■ **Information shown**
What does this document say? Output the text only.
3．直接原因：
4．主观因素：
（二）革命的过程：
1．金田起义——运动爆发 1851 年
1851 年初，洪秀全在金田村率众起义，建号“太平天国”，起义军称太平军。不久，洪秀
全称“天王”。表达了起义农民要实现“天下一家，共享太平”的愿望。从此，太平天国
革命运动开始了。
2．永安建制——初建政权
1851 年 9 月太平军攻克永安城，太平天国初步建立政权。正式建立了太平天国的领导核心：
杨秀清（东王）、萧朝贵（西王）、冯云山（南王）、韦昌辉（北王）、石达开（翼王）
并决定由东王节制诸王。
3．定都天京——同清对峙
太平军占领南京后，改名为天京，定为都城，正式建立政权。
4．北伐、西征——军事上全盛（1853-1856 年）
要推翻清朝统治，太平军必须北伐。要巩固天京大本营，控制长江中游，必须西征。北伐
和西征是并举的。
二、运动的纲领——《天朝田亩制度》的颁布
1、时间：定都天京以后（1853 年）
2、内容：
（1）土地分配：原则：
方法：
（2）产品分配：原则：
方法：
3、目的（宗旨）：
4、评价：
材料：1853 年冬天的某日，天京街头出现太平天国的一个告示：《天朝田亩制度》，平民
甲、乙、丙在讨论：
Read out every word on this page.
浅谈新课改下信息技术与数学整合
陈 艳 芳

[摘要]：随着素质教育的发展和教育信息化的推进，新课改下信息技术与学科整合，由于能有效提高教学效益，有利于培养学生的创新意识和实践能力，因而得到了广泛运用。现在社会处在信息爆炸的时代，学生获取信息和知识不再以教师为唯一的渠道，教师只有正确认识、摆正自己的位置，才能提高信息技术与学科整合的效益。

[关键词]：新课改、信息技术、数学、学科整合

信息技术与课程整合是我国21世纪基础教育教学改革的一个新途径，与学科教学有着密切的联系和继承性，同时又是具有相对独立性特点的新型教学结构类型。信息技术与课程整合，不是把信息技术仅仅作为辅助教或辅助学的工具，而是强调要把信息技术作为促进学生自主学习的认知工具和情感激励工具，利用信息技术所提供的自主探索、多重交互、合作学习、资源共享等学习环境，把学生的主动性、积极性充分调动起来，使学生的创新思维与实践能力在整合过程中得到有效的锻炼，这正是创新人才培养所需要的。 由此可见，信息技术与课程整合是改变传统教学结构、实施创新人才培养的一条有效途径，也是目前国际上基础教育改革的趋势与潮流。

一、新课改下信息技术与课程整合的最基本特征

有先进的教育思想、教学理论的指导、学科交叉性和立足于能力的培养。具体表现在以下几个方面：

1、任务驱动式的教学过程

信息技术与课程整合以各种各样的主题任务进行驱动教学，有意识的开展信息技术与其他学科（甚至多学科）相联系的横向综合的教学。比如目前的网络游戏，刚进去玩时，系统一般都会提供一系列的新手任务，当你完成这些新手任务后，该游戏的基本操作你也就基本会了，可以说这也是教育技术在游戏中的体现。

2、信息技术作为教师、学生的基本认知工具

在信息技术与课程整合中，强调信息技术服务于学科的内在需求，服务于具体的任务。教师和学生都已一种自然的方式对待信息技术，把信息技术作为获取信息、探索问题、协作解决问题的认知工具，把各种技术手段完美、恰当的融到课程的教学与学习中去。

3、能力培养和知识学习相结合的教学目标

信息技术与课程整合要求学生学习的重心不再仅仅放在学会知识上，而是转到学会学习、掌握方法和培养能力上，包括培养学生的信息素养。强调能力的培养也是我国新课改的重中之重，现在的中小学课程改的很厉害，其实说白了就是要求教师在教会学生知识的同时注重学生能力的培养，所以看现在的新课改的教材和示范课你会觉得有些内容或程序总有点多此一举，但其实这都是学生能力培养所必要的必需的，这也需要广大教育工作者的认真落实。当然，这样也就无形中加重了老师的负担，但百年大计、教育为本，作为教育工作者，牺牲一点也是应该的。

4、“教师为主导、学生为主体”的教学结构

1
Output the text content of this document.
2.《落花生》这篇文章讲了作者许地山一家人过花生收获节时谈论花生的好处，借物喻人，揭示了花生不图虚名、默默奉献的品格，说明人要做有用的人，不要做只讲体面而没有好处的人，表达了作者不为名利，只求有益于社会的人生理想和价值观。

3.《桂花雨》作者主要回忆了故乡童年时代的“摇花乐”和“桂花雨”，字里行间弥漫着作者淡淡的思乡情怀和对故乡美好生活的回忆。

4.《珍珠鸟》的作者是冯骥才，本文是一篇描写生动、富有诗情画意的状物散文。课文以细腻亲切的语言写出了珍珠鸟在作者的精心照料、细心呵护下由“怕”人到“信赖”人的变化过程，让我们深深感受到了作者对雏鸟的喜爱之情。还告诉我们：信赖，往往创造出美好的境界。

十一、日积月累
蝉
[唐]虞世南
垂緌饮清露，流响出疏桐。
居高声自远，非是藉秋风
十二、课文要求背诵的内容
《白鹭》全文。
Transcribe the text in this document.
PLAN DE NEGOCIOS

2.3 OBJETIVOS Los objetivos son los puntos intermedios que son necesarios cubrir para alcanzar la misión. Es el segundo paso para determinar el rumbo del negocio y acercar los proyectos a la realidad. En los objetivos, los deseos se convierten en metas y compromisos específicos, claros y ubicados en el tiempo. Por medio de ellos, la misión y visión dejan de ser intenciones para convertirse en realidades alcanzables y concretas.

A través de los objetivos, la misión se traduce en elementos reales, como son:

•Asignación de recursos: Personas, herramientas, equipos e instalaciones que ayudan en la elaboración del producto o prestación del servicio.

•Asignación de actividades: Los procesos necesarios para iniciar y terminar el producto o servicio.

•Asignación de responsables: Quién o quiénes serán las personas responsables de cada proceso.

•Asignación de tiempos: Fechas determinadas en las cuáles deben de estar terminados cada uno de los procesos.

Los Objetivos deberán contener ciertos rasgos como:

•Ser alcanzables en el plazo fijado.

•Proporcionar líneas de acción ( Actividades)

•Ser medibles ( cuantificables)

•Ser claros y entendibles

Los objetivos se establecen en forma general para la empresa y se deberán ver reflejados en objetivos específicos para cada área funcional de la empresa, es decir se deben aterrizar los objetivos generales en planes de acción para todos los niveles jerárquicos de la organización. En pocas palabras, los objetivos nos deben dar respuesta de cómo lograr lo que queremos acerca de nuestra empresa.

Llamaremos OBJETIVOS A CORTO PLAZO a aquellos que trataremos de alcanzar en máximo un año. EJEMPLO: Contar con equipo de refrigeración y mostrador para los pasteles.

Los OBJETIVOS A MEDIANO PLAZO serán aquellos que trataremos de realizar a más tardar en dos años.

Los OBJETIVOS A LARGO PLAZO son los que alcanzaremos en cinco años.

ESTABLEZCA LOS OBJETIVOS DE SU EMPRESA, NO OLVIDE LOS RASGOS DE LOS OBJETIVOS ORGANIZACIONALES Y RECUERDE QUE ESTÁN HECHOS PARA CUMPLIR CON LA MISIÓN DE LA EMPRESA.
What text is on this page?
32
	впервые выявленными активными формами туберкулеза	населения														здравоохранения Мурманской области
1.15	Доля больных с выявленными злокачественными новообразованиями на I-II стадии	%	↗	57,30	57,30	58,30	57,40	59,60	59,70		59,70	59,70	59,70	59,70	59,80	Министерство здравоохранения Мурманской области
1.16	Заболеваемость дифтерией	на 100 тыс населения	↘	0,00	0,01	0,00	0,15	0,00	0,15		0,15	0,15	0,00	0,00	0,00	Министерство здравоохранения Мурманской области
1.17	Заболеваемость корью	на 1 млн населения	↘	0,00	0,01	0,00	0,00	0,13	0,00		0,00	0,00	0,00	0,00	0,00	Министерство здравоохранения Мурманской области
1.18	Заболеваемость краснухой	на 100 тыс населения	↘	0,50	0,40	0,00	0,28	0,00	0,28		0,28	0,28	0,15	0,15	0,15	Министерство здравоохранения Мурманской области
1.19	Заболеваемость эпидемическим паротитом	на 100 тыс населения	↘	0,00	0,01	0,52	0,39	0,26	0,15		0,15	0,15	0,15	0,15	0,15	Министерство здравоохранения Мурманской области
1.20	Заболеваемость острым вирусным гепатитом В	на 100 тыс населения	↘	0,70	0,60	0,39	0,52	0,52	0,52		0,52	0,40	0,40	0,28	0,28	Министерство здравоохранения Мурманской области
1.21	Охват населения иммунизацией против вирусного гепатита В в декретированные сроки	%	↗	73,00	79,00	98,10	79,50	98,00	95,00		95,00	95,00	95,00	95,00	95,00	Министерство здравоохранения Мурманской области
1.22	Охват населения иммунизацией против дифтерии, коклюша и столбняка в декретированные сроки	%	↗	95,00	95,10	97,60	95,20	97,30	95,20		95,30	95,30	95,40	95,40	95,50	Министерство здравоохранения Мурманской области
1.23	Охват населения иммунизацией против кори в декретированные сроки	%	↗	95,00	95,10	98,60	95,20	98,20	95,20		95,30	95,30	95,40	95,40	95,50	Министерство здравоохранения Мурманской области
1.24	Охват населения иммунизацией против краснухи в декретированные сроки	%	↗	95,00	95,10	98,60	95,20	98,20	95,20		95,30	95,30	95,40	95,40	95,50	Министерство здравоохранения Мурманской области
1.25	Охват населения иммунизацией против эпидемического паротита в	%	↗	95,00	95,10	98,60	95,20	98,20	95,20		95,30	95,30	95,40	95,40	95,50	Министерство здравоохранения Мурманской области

■ **Requirement**
Every line that holds the word "trataremos" should be extracted.

■ **Result of the task**
Llamaremos OBJETIVOS A CORTO PLAZO a aquellos que trataremos de alcanzar en máximo un año. EJEMPLO: Contar con equipo de refrigeración y mostrador para los pasteles.
Los OBJETIVOS A MEDIANO PLAZO serán aquellos que trataremos de realizar a más tardar en dos años.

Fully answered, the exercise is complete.